Given text:
____

Freedom Within a Framework. In addition to setting a common direction, adaptive leadership teams establish a framework within which the organization can experiment. Team leaders are empowered to take bold risks within agreed-to parameters, with failure seen as a possible and an acceptable outcome. Failure is only debilitating if the lessons learned are not disseminated and applied quickly. In this environment, employees earn greater autonomy to make decisions and investments as a reward for meeting objectives. “We set aggressive targets and give ‘blank checks’ to teams to move forward with their own plan, and the teams have responded positively and met all of their objectives,” concluded an executive of a food company.

Less than 50 percent of the companies interviewed focus on freedom within a framework as an adaptive capability. It may be a blind spot for leaders or a difficult trait to instill, since this principle had been effectively put into practice at only 33 percent of the companies we surveyed.

Boundary Fluidity. Adaptive teams can move both horizontally across roles and vertically to connect with the next level of leadership down from them. Team members can play out of position and pinch-hit for others at a moment’s notice, regardless of their role or how long they have been on the team. An operations person can oversee a human resources initiative, for instance. This role fluidity strengthens the bonds among team members. Also, team members do not see themselves as “masters of the universe” whose physical distance and behavioral norms somehow disconnect them from the organization. Senior-level leaders build a “neural network” of frequent conversations with the next level of managers down, exchanging more accurate information and establishing the trust necessary when a company needs to rapidly move in a new direction.

“The feeling that people have your back is a fabulous thing,” said an executive at an investment company. “This truly is a sense of comfort and confidence.” Only about half the leadership teams studied discussed boundary fluidity as an adaptive trait, however, showing that it takes practice to make this part of the leadership DNA.

What Do Adaptive Team Leaders Do Differently?

While the leadership teams in the study displayed varying degrees of shared leadership, in the most adaptive teams, the CEO plays a distinctive role in creating the team context for adaptation. These top leaders are prescient enough to know what their teams need to succeed. And they go beyond the basics to more thoughtfully use their authority and influence. “My role is about destination- and standard setting, not about dictating how everything happens,” said the division leader of a financial services company.

____

Material shown:
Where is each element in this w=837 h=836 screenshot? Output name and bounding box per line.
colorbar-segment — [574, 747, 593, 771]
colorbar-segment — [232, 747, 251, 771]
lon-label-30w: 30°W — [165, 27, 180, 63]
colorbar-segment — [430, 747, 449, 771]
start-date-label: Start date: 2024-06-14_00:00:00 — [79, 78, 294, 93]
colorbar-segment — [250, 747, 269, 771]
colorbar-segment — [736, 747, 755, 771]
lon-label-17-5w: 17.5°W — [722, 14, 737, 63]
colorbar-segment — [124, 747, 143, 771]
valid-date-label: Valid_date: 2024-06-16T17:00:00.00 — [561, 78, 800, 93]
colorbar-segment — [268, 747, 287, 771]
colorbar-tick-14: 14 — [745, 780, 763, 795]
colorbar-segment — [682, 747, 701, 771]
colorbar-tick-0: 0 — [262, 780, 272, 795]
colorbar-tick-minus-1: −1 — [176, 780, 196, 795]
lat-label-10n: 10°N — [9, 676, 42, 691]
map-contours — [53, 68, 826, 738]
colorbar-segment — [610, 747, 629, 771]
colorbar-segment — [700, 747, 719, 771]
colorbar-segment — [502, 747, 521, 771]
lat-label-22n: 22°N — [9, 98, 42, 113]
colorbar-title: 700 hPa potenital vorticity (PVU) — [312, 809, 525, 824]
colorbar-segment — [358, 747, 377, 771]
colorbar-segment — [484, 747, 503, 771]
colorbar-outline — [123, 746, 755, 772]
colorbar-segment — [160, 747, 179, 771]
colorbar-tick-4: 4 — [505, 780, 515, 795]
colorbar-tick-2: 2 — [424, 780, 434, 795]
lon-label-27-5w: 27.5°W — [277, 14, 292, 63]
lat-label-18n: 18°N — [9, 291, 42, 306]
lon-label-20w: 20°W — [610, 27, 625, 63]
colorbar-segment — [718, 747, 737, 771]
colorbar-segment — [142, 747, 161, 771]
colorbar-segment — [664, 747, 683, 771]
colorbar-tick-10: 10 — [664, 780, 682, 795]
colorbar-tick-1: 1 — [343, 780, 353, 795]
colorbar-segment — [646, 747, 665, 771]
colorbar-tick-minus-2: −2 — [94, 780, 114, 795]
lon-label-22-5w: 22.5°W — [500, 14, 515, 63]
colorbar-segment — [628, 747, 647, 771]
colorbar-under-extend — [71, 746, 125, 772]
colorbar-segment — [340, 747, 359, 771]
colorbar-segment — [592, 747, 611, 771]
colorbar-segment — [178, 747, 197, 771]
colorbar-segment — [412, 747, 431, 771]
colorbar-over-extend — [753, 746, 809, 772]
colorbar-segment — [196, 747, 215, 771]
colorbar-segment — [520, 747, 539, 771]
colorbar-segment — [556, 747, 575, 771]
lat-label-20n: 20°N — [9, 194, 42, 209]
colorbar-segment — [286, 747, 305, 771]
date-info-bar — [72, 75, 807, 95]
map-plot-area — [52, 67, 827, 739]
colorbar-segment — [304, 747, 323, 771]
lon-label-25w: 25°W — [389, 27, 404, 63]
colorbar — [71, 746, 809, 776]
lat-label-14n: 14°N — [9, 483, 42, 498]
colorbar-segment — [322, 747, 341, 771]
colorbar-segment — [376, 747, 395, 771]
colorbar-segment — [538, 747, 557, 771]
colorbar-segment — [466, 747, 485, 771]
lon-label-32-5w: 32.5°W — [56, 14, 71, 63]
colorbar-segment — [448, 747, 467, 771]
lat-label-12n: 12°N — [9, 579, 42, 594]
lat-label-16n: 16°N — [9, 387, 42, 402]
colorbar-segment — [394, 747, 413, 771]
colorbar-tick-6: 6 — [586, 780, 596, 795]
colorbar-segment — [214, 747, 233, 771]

____

Work to complete:
Continue the text on adaptive leadership teams, picking up after its last sentence.

Response:
Recent neuroscientific research shows that learning new things activates the most energy-intensive part of the brain. Adaptive leaders understand this intuitively and are therefore dedicated to identifying and employing the most effective approaches to driving organizational learning and change. They enable people to solve problems on their own as well, and reward accomplishment with autonomy, giving individuals a way to engage in additional independent problem-solving in the future. Furthermore, the more discerning CEOs excel at practices that create a team context for successful adaptation. (See Exhibit 2 below.)

To increase the level of adaptation within a leadership team and throughout the organization, adaptive leaders can take the following steps.

  • Reinforce the teamwork basics. Is your team exhibiting the basic elements of a high-performing team? These skills are the table stakes necessary to place bigger bets.
  • Reflect on your relationships with each team member. Are those relationships based on empathy and mutual respect—especially among those who are most different from you?
  • Assess your team’s performance on the five adaptive traits. You can measure your team either through a conversation within your leadership team or by taking BCG’s Adaptive Leadership Teams Survey (send an e-mail to altsurvey@bcg.com for more information).

Ultimately, to create competitive advantage, companies—and the senior teams that run them—require a level of adaptation that a top leader cannot accomplish alone. Leaders who understand this reality can take specific steps to enhance their ability to create teams that adapt appropriately to any business context.